● Task statement
State how many lines of the listing below include the word "उपलब". Give only the number.

● Input records
::::
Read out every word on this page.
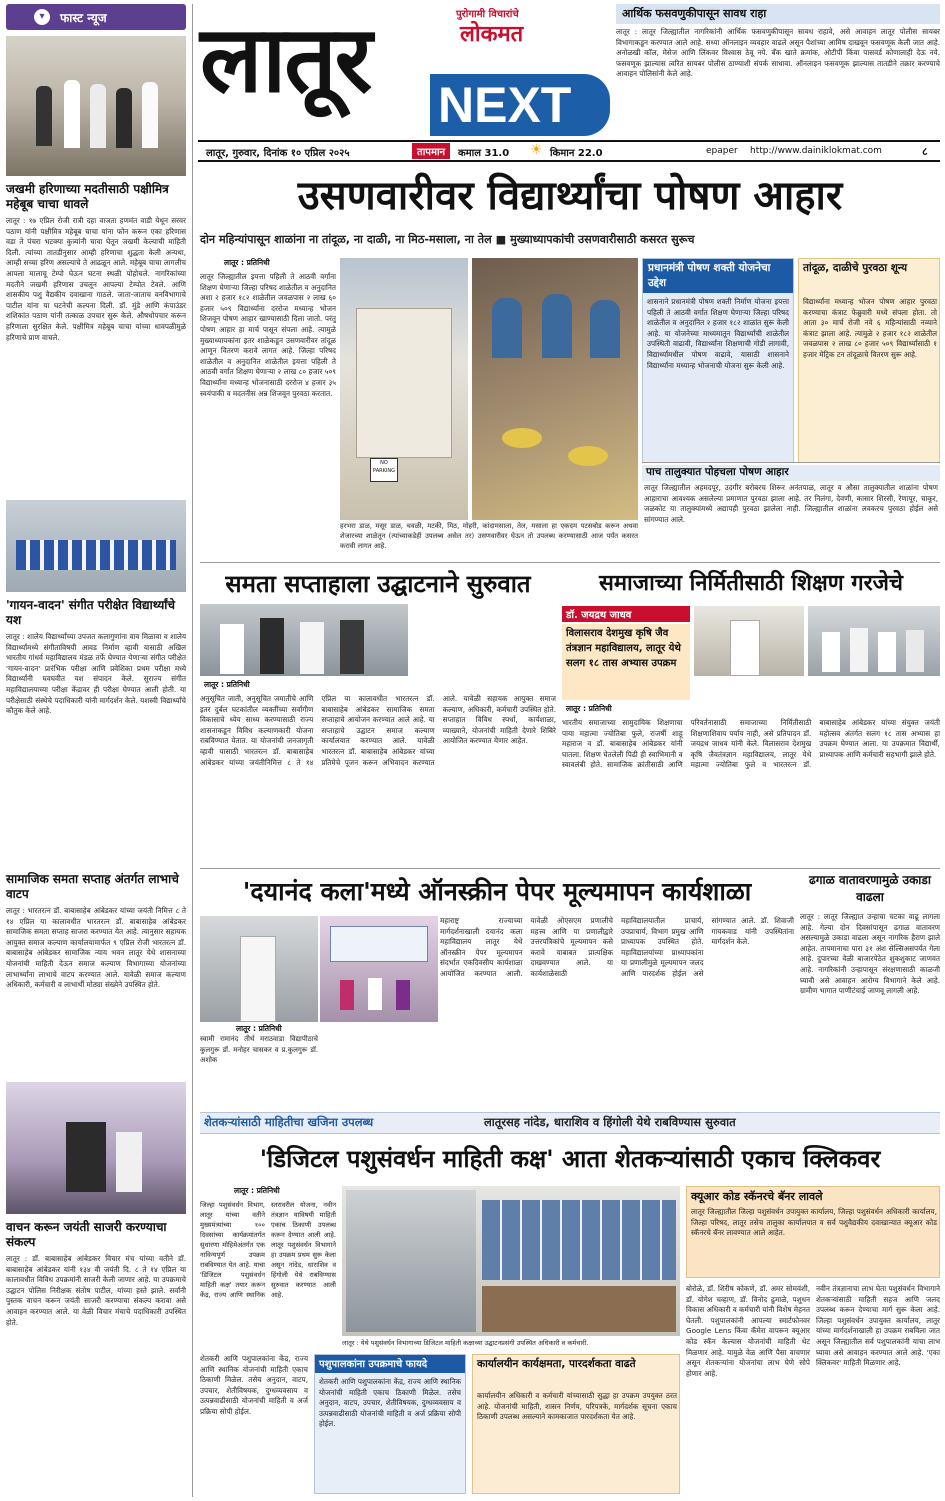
▾	फास्ट न्यूज
जखमी हरिणाच्या मदतीसाठी पक्षीमित्र महेबूब चाचा धावले
लातूर : १७ एप्रिल रोजी रात्री दहा वाजता हणमंत वाडी येथून सरवर पठाण यांनी पक्षीमित्र महेबूब चाचा यांना फोन करून एका हरिणास वडा ते पंचरा भटक्या कुत्र्यांनी चावा घेतून जखमी केल्याची माहिती दिली. त्यांच्या तातडीनुसार आम्ही हरिणाचा शुद्धता केली अन्यथा, आम्ही सच्चा हरिण असल्याचे ते आढळून आले. महेबूब चाचा लागलीच आपला मालाचू टेम्पो घेऊन घटना स्थळी पोहोचले. नागरिकांच्या मदतीने जखमी हरिणास उचलून आपल्या टेम्पोत टेवले. आणि शासकीय पशु वैद्यकीय दवाखाना गाठले. जाता-जाताच वनविभागाचे पाटील यांना या घटनेची कल्पना दिली. डॉ. मुंडे आणि कंपाउंडर शशिकांत पठाण यांनी तत्काळ उपचार सुरू केले. औषधोपचार करून हरिणाला सुरक्षित केले. पक्षीमित्र महेबूब चाचा यांच्या धावपळीमुळे हरिणाचे प्राण वाचले.
'गायन-वादन' संगीत परीक्षेत विद्यार्थ्यांचे यश
लातूर : शालेय विद्यार्थ्यांच्या उपजत कलागुणांना वाव मिळावा व शालेय विद्यार्थ्यांमध्ये संगीताविषयी आवड निर्माण व्हावी यासाठी अखिल भारतीय गांधर्व महाविद्यालय मंडळ तर्फे घेण्यात येणाऱ्या संगीत परीक्षेत 'गायन-वादन' प्रारंभिक परीक्षा आणि प्रवेशिका प्रथम परीक्षा मध्ये विद्यार्थ्यांनी घवघवीत यश संपादन केले. सुराज्य संगीत महाविद्यालयाच्या परीक्षा केंद्रावर ही परीक्षा घेण्यात आली होती. या परीक्षेसाठी संस्थेचे पदाधिकारी यांनी मार्गदर्शन केले. यशस्वी विद्यार्थ्यांचे कौतुक केले आहे.
सामाजिक समता सप्ताह अंतर्गत लाभाचे वाटप
लातूर : भारतरत्न डॉ. बाबासाहेब आंबेडकर यांच्या जयंती निमित्त ८ ते १४ एप्रिल या कालावधीत भारतरत्न डॉ. बाबासाहेब आंबेडकर सामाजिक समता सप्ताह साजरा करण्यात येत आहे. त्यानुसार सहायक आयुक्त समाज कल्याण कार्यालयामार्फत ९ एप्रिल रोजी भारतरत्न डॉ. बाबासाहेब आंबेडकर सामाजिक न्याय भवन लातूर येथे शासनाच्या योजनांची माहिती देऊन समाज कल्याण विभागाच्या योजनांच्या लाभार्थ्यांना लाभाचे वाटप करण्यात आले. यावेळी समाज कल्याण अधिकारी, कर्मचारी व लाभार्थी मोठ्या संख्येने उपस्थित होते.
वाचन करून जयंती साजरी करण्याचा संकल्प
लातूर : डॉ. बाबासाहेब आंबेडकर विचार मंच यांच्या वतीने डॉ. बाबासाहेब आंबेडकर यांनी १३४ वी जयंती दि. ८ ते १४ एप्रिल या कालावधीत विविध उपक्रमांनी साजरी केली जाणार आहे. या उपक्रमाचे उद्घाटन पोलिस निरीक्षक संतोष पाटील, यांच्या हस्ते झाले. सर्वांनी पुस्तक वाचन करून जयंती साजरी करण्याचा संकल्प करावा असे आवाहन करण्यात आले. या वेळी विचार मंचाचे पदाधिकारी उपस्थित होते.
लातूर	पुरोगामी विचारांचे
लोकमत
NEXT
लातूर, गुरुवार, दिनांक १० एप्रिल २०२५	तापमान	कमाल 31.0 ☀ किमान 22.0	epaper http://www.dainiklokmat.com	८
आर्थिक फसवणुकीपासून सावध राहा
लातूर : लातूर जिल्ह्यातील नागरिकांनी आर्थिक फसवणुकीपासून सावध राहावे, असे आवाहन लातूर पोलीस सायबर विभागाकडून करण्यात आले आहे. सध्या ऑनलाइन व्यवहार वाढले असून पैशांच्या आमिष दाखवून फसवणूक केली जात आहे. अनोळखी कॉल, मेसेज आणि लिंकवर विश्वास ठेवू नये. बँक खाते क्रमांक, ओटीपी किंवा पासवर्ड कोणालाही देऊ नये. फसवणूक झाल्यास त्वरित सायबर पोलीस ठाण्याशी संपर्क साधावा. ऑनलाइन फसवणूक झाल्यास तातडीने तक्रार करण्याचे आवाहन पोलिसांनी केले आहे.
उसणवारीवर विद्यार्थ्यांचा पोषण आहार
दोन महिन्यांपासून शाळांना ना तांदूळ, ना दाळी, ना मिठ-मसाला, ना तेल ■ मुख्याध्यापकांची उसणवारीसाठी कसरत सुरूच
लातूर : प्रतिनिधी
लातूर जिल्ह्यातील इयत्ता पहिली ते आठवी वर्गांना शिक्षण घेणाऱ्या जिल्हा परिषद शाळेतील व अनुदानित अशा २ हजार १८२ शाळेतील जवळपास २ लाख ६० हजार ५०९ विद्यार्थ्यांना दररोज मध्यान्ह भोजन शिजवून पोषण आहार खाण्यासाठी दिला जातो. परंतु पोषण आहार हा मार्च पासून संपला आहे. त्यामुळे मुख्याध्यापकांना इतर शाळेकडून उसणवारीवर तांदूळ आणून वितरण करावे लागत आहे. जिल्हा परिषद शाळेतील व अनुदानित शाळेतील इयत्ता पहिली ते आठवी वर्गात शिक्षण घेणाऱ्या २ लाख ८० हजार ५०९ विद्यार्थ्यांना मध्यान्ह भोजनासाठी दररोज ४ हजार ३५ स्वयंपाकी व मदतनीस अन्न शिजवून पुरवठा करतात.
NO
PARKING
हरभरा डाळ, मसूर डाळ, चवळी, मटकी, मिठ, मोहरी, कांदामसाला, तेल, मसाला हा एकदम पटसबोड करून अथवा शेजारच्या शाळेतून (त्यांच्याकडेही उपलब्ध असेल तर) उसणवारीवर घेऊन तो उपलब्ध करण्यासाठी आज पर्यंत कसरत करावी लागत आहे.
प्रधानमंत्री पोषण शक्ती योजनेचा उद्देश
शासनाने प्रधानमंत्री पोषण शक्ती निर्माण योजना इयत्ता पहिली ते आठवी वर्गात शिक्षण घेणाऱ्या जिल्हा परिषद शाळेतील व अनुदानित २ हजार १८२ शाळांत सुरू केली आहे. या योजनेच्या माध्यमातून विद्यार्थ्यांची शाळेतील उपस्थिती वाढावी, विद्यार्थ्यांना शिक्षणाची गोडी लागावी, विद्यार्थ्यांमधील पोषण वाढावे, यासाठी शासनाने विद्यार्थ्यांना मध्यान्ह भोजनाची योजना सुरू केली आहे.
तांदूळ, दाळीचे पुरवठा शून्य
विद्यार्थ्यांना मध्यान्ह भोजन पोषण आहार पुरवठा करण्याचा कंत्राट फेब्रुवारी मध्ये संपला होता. तो आता ३० मार्च रोजी नवे ६ महिन्यांसाठी नव्याने कंत्राट झाला आहे. त्यामुळे २ हजार १८२ शाळेतील जवळपास २ लाख ८० हजार ५०९ विद्यार्थ्यांसाठी १ हजार मेट्रिक टन तांदूळाचे वितरण सुरू आहे.
पाच तालुक्यात पोहचला पोषण आहार
लातूर जिल्ह्यातील अहमदपूर, उदगीर बरोबरच शिरूर अनंतपाळ, लातूर व औसा तालुक्यातील शाळांना पोषण आहाराचा आवश्यक असलेल्या प्रमाणात पुरवठा झाला आहे. तर निलंगा, देवणी, कासार शिरसी, रेणापूर, चाकूर, जळकोट या तालुक्यांमध्ये अद्यापही पुरवठा झालेला नाही. जिल्ह्यातील शाळांना लवकरच पुरवठा होईल असे सांगण्यात आले.
समता सप्ताहाला उद्घाटनाने सुरुवात
लातूर : प्रतिनिधी
अनुसूचित जाती, अनुसूचित जमातीचे आणि इतर दुर्बल घटकांतील व्यक्तींच्या सर्वांगीण विकासाचे ध्येय साध्य करण्यासाठी राज्य शासनाकडून विविध कल्याणकारी योजना राबविण्यात येतात. या योजनांची जनजागृती व्हावी यासाठी भारतरत्न डॉ. बाबासाहेब आंबेडकर यांच्या जयंतीनिमित्त ८ ते १४ एप्रिल या कालावधीत भारतरत्न डॉ. बाबासाहेब आंबेडकर सामाजिक समता सप्ताहाचे आयोजन करण्यात आले आहे. या सप्ताहाचे उद्घाटन समाज कल्याण कार्यालयात करण्यात आले. यावेळी भारतरत्न डॉ. बाबासाहेब आंबेडकर यांच्या प्रतिमेचे पूजन करून अभिवादन करण्यात आले. यावेळी सहायक आयुक्त समाज कल्याण, अधिकारी, कर्मचारी उपस्थित होते. सप्ताहात विविध स्पर्धा, कार्यशाळा, व्याख्याने, योजनांची माहिती देणारे शिबिरे आयोजित करण्यात येणार आहेत.
समाजाच्या निर्मितीसाठी शिक्षण गरजेचे
डॉ. जयद्रथ जाधव
विलासराव देशमुख कृषि जैव तंत्रज्ञान महाविद्यालय, लातूर येथे सलग १८ तास अभ्यास उपक्रम
लातूर : प्रतिनिधी
भारतीय समाजाच्या सामुदायिक शिक्षणाचा पाया महात्मा ज्योतिबा फुले, राजर्षी शाहू महाराज व डॉ. बाबासाहेब आंबेडकर यांनी घातला. शिक्षण घेतलेली पिढी ही स्वाभिमानी व स्वावलंबी होते. सामाजिक क्रांतीसाठी आणि परिवर्तनासाठी समाजाच्या निर्मितीसाठी शिक्षणाशिवाय पर्याय नाही, असे प्रतिपादन डॉ. जयद्रथ जाधव यांनी केले. विलासराव देशमुख कृषि जैवतंत्रज्ञान महाविद्यालय, लातूर येथे महात्मा ज्योतिबा फुले व भारतरत्न डॉ. बाबासाहेब आंबेडकर यांच्या संयुक्त जयंती महोत्सव अंतर्गत सलग १८ तास अभ्यास हा उपक्रम घेण्यात आला. या उपक्रमात विद्यार्थी, प्राध्यापक आणि कर्मचारी सहभागी झाले होते.
'दयानंद कला'मध्ये ऑनस्क्रीन पेपर मूल्यमापन कार्यशाळा
लातूर : प्रतिनिधी
स्वामी रामानंद तीर्थ मराठवाडा विद्यापीठाचे कुलगुरू डॉ. मनोहर चासकर व प्र.कुलगुरू डॉ. अशोक
महाराष्ट्र राज्याच्या मार्गदर्शनाखाली दयानंद कला महाविद्यालय लातूर येथे ऑनस्क्रीन पेपर मूल्यमापन संदर्भात एकदिवसीय कार्यशाळा आयोजित करण्यात आली. यावेळी ओएसएम प्रणालीचे महत्त्व आणि या प्रणालीद्वारे उत्तरपत्रिकांचे मूल्यमापन कसे करावे याबाबत प्रात्यक्षिक दाखवण्यात आले. या कार्यशाळेसाठी महाविद्यालयातील प्राचार्य, उपप्राचार्य, विभाग प्रमुख आणि प्राध्यापक उपस्थित होते. महाविद्यालयांच्या प्राध्यापकांना या प्रणालीमुळे मूल्यमापन जलद आणि पारदर्शक होईल असे सांगण्यात आले. डॉ. शिवाजी गायकवाड यांनी उपस्थितांना मार्गदर्शन केले.
ढगाळ वातावरणामुळे उकाडा वाढला
लातूर : लातूर जिल्ह्यात उन्हाचा चटका वाढू लागला आहे. गेल्या दोन दिवसांपासून ढगाळ वातावरण असल्यामुळे उकाडा वाढला असून नागरिक हैराण झाले आहेत. तापमानाचा पारा ३१ अंश सेल्सिअसपर्यंत गेला आहे. दुपारच्या वेळी बाजारपेठेत शुकशुकाट जाणवत आहे. नागरिकांनी उन्हापासून संरक्षणासाठी काळजी घ्यावी असे आवाहन आरोग्य विभागाने केले आहे. ग्रामीण भागात पाणीटंचाई जाणवू लागली आहे.
शेतकऱ्यांसाठी माहितीचा खजिना उपलब्ध	लातूरसह नांदेड, धाराशिव व हिंगोली येथे राबविण्यास सुरुवात
'डिजिटल पशुसंवर्धन माहिती कक्ष' आता शेतकऱ्यांसाठी एकाच क्लिकवर
लातूर : प्रतिनिधी
जिल्हा पशुसंवर्धन विभाग, लातूर यांच्या वतीने मुख्यमंत्र्यांच्या १०० दिवसांच्या कार्यक्रमांतर्गत सुधारणा मोहिमेअंतर्गत एक नाविन्यपूर्ण उपक्रम राबविण्यात येत आहे. याचा 'डिजिटल पशुसंवर्धन माहिती कक्ष' तयार करून केंद्र, राज्य आणि स्थानिक स्तरावरील योजना, नवीन तंत्रज्ञान याविषयी माहिती एकाच ठिकाणी उपलब्ध करून देण्यात आली आहे. लातूर पशुसंवर्धन विभागाने हा उपक्रम प्रथम सुरू केला असून नांदेड, धाराशिव व हिंगोली येथे राबविण्यास सुरुवात करण्यात आली आहे.
लातूर : येथे पशुसंवर्धन विभागाच्या डिजिटल माहिती कक्षाच्या उद्घाटनप्रसंगी उपस्थित अधिकारी व कर्मचारी.
पशुपालकांना उपक्रमाचे फायदे
शेतकरी आणि पशुपालकांना केंद्र, राज्य आणि स्थानिक योजनांची माहिती एकाच ठिकाणी मिळेल. तसेच अनुदान, वाटप, उपचार, शेतीविषयक, दुग्धव्यवसाय व उत्पन्नवाढीसाठी योजनांची माहिती व अर्ज प्रक्रिया सोपी होईल.
कार्यालयीन कार्यक्षमता, पारदर्शकता वाढते
कार्यालयीन अधिकारी व कर्मचारी यांच्यासाठी सुद्धा हा उपक्रम उपयुक्त ठरत आहे. योजनांची माहिती, शासन निर्णय, परिपत्रके, मार्गदर्शक सूचना एकाच ठिकाणी उपलब्ध असल्याने कामकाजात पारदर्शकता येत आहे.
शेतकरी आणि पशुपालकांना केंद्र, राज्य आणि स्थानिक योजनांची माहिती एकाच ठिकाणी मिळेल. तसेच अनुदान, वाटप, उपचार, शेतीविषयक, दुग्धव्यवसाय व उत्पन्नवाढीसाठी योजनांची माहिती व अर्ज प्रक्रिया सोपी होईल.
क्यूआर कोड स्कॅनरचे बॅनर लावले
लातूर जिल्ह्यातील जिल्हा पशुसंवर्धन उपायुक्त कार्यालय, जिल्हा पशुसंवर्धन अधिकारी कार्यालय, जिल्हा परिषद, लातूर तसेच तालुका कार्यालयात व सर्व पशुवैद्यकीय दवाखान्यात क्यूआर कोड स्कॅनरचे बॅनर लावण्यात आले आहेत.
बोरोळे, डॉ. शिरीष कोकणे, डॉ. अमर सोमवंशी, डॉ. योगेश चव्हाण, डॉ. विनोद ढुमाळे, पशुधन विकास अधिकारी व कर्मचारी यांनी विशेष मेहनत घेतली. पशुपालकांनी आपल्या स्मार्टफोनवर Google Lens किंवा कॅमेरा वापरून क्यूआर कोड स्कॅन केल्यास योजनांची माहिती थेट मिळणार आहे. यामुळे वेळ आणि पैसा वाचणार असून शेतकऱ्यांना योजनांचा लाभ घेणे सोपे होणार आहे.
नवीन तंत्रज्ञानाचा लाभ घेता पशुसंवर्धन विभागाने शेतकऱ्यांसाठी माहिती सहज आणि जलद उपलब्ध करून देण्याचा मार्ग सुरू केला आहे. जिल्हा पशुसंवर्धन उपायुक्त कार्यालय, लातूर यांच्या मार्गदर्शनाखाली हा उपक्रम राबविला जात असून जिल्ह्यातील सर्व पशुपालकांनी याचा लाभ घ्यावा असे आवाहन करण्यात आले आहे. 'एका क्लिकवर' माहिती मिळणार आहे.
::::
● Output for this task
5